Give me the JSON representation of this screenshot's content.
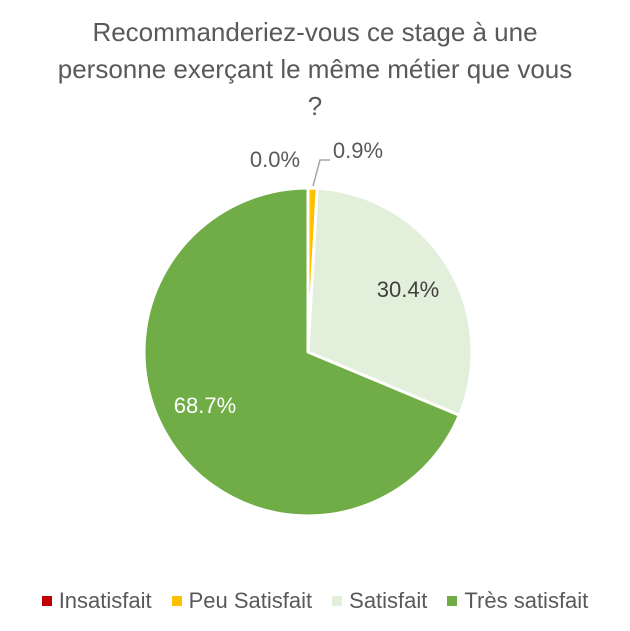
{
  "chart_data": {
    "type": "pie",
    "title": [
      "Recommanderiez-vous ce stage à une",
      "personne exerçant le même métier que vous",
      "?"
    ],
    "categories": [
      "Insatisfait",
      "Peu Satisfait",
      "Satisfait",
      "Très satisfait"
    ],
    "values": [
      0.0,
      0.9,
      30.4,
      68.7
    ],
    "data_labels": [
      "0.0%",
      "0.9%",
      "30.4%",
      "68.7%"
    ],
    "colors": [
      "#c00000",
      "#ffc000",
      "#e2efda",
      "#70ad47"
    ],
    "legend_position": "bottom"
  }
}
::::::
*Exercise task*. Without including any pictures, print all of the material exactly as given.

*Task solution*.
Give me the JSON representation of this screenshot's content.
{
  "chart_data": {
    "type": "pie",
    "title": [
      "Recommanderiez-vous ce stage à une",
      "personne exerçant le même métier que vous",
      "?"
    ],
    "categories": [
      "Insatisfait",
      "Peu Satisfait",
      "Satisfait",
      "Très satisfait"
    ],
    "values": [
      0.0,
      0.9,
      30.4,
      68.7
    ],
    "data_labels": [
      "0.0%",
      "0.9%",
      "30.4%",
      "68.7%"
    ],
    "colors": [
      "#c00000",
      "#ffc000",
      "#e2efda",
      "#70ad47"
    ],
    "legend_position": "bottom"
  }
}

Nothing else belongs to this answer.